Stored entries
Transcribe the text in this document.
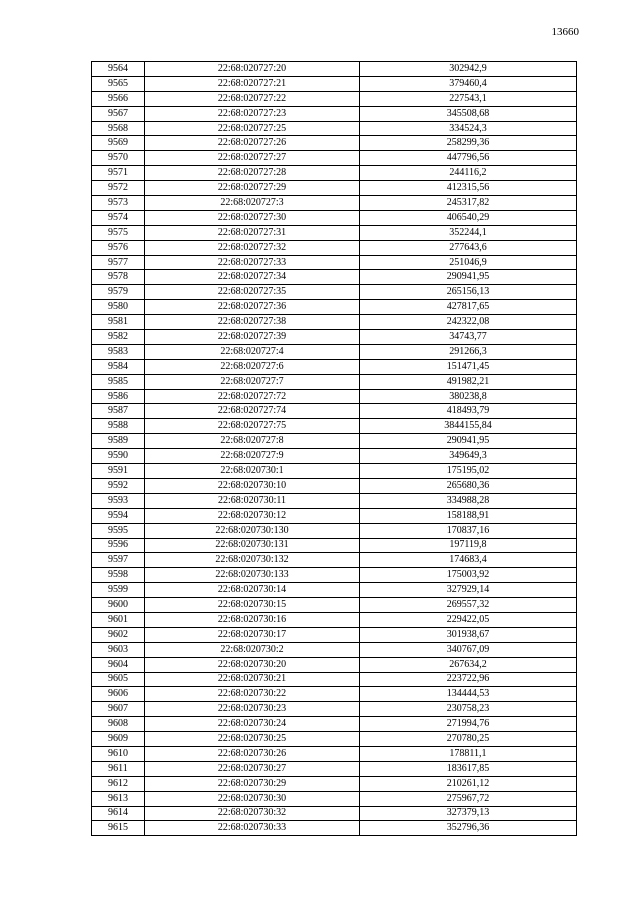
13660
9564	22:68:020727:20	302942,9
9565	22:68:020727:21	379460,4
9566	22:68:020727:22	227543,1
9567	22:68:020727:23	345508,68
9568	22:68:020727:25	334524,3
9569	22:68:020727:26	258299,36
9570	22:68:020727:27	447796,56
9571	22:68:020727:28	244116,2
9572	22:68:020727:29	412315,56
9573	22:68:020727:3	245317,82
9574	22:68:020727:30	406540,29
9575	22:68:020727:31	352244,1
9576	22:68:020727:32	277643,6
9577	22:68:020727:33	251046,9
9578	22:68:020727:34	290941,95
9579	22:68:020727:35	265156,13
9580	22:68:020727:36	427817,65
9581	22:68:020727:38	242322,08
9582	22:68:020727:39	34743,77
9583	22:68:020727:4	291266,3
9584	22:68:020727:6	151471,45
9585	22:68:020727:7	491982,21
9586	22:68:020727:72	380238,8
9587	22:68:020727:74	418493,79
9588	22:68:020727:75	3844155,84
9589	22:68:020727:8	290941,95
9590	22:68:020727:9	349649,3
9591	22:68:020730:1	175195,02
9592	22:68:020730:10	265680,36
9593	22:68:020730:11	334988,28
9594	22:68:020730:12	158188,91
9595	22:68:020730:130	170837,16
9596	22:68:020730:131	197119,8
9597	22:68:020730:132	174683,4
9598	22:68:020730:133	175003,92
9599	22:68:020730:14	327929,14
9600	22:68:020730:15	269557,32
9601	22:68:020730:16	229422,05
9602	22:68:020730:17	301938,67
9603	22:68:020730:2	340767,09
9604	22:68:020730:20	267634,2
9605	22:68:020730:21	223722,96
9606	22:68:020730:22	134444,53
9607	22:68:020730:23	230758,23
9608	22:68:020730:24	271994,76
9609	22:68:020730:25	270780,25
9610	22:68:020730:26	178811,1
9611	22:68:020730:27	183617,85
9612	22:68:020730:29	210261,12
9613	22:68:020730:30	275967,72
9614	22:68:020730:32	327379,13
9615	22:68:020730:33	352796,36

(Work instructions)
Every line is to be duplicated exactly, though pictures stay out.

(Task result)
Transcribe the text in this document.
13660
9564	22:68:020727:20	302942,9
9565	22:68:020727:21	379460,4
9566	22:68:020727:22	227543,1
9567	22:68:020727:23	345508,68
9568	22:68:020727:25	334524,3
9569	22:68:020727:26	258299,36
9570	22:68:020727:27	447796,56
9571	22:68:020727:28	244116,2
9572	22:68:020727:29	412315,56
9573	22:68:020727:3	245317,82
9574	22:68:020727:30	406540,29
9575	22:68:020727:31	352244,1
9576	22:68:020727:32	277643,6
9577	22:68:020727:33	251046,9
9578	22:68:020727:34	290941,95
9579	22:68:020727:35	265156,13
9580	22:68:020727:36	427817,65
9581	22:68:020727:38	242322,08
9582	22:68:020727:39	34743,77
9583	22:68:020727:4	291266,3
9584	22:68:020727:6	151471,45
9585	22:68:020727:7	491982,21
9586	22:68:020727:72	380238,8
9587	22:68:020727:74	418493,79
9588	22:68:020727:75	3844155,84
9589	22:68:020727:8	290941,95
9590	22:68:020727:9	349649,3
9591	22:68:020730:1	175195,02
9592	22:68:020730:10	265680,36
9593	22:68:020730:11	334988,28
9594	22:68:020730:12	158188,91
9595	22:68:020730:130	170837,16
9596	22:68:020730:131	197119,8
9597	22:68:020730:132	174683,4
9598	22:68:020730:133	175003,92
9599	22:68:020730:14	327929,14
9600	22:68:020730:15	269557,32
9601	22:68:020730:16	229422,05
9602	22:68:020730:17	301938,67
9603	22:68:020730:2	340767,09
9604	22:68:020730:20	267634,2
9605	22:68:020730:21	223722,96
9606	22:68:020730:22	134444,53
9607	22:68:020730:23	230758,23
9608	22:68:020730:24	271994,76
9609	22:68:020730:25	270780,25
9610	22:68:020730:26	178811,1
9611	22:68:020730:27	183617,85
9612	22:68:020730:29	210261,12
9613	22:68:020730:30	275967,72
9614	22:68:020730:32	327379,13
9615	22:68:020730:33	352796,36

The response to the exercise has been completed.